A block of data:
━━━━━━━━━━━━━━━━
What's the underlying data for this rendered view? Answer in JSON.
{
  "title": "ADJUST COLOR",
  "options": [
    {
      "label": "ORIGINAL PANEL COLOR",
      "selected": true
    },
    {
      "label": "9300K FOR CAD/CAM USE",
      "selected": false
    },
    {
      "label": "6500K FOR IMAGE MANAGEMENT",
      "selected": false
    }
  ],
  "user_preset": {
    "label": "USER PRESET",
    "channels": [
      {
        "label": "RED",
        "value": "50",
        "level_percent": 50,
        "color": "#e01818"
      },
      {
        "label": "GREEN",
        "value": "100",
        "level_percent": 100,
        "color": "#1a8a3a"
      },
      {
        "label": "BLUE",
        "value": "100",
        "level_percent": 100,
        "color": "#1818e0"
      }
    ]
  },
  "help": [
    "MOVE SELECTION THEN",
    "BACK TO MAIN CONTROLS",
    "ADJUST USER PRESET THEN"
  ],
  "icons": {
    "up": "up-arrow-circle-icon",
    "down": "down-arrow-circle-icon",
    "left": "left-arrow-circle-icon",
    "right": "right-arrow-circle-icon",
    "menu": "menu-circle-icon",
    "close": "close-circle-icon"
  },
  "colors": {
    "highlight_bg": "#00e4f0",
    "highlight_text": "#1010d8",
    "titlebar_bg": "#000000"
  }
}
━━━━━━━━━━━━━━━━
Exercise prompt ::
Gather and copy every line of the data in which the string "THEN" is found.

Task response ::
    "MOVE SELECTION THEN",
    "ADJUST USER PRESET THEN"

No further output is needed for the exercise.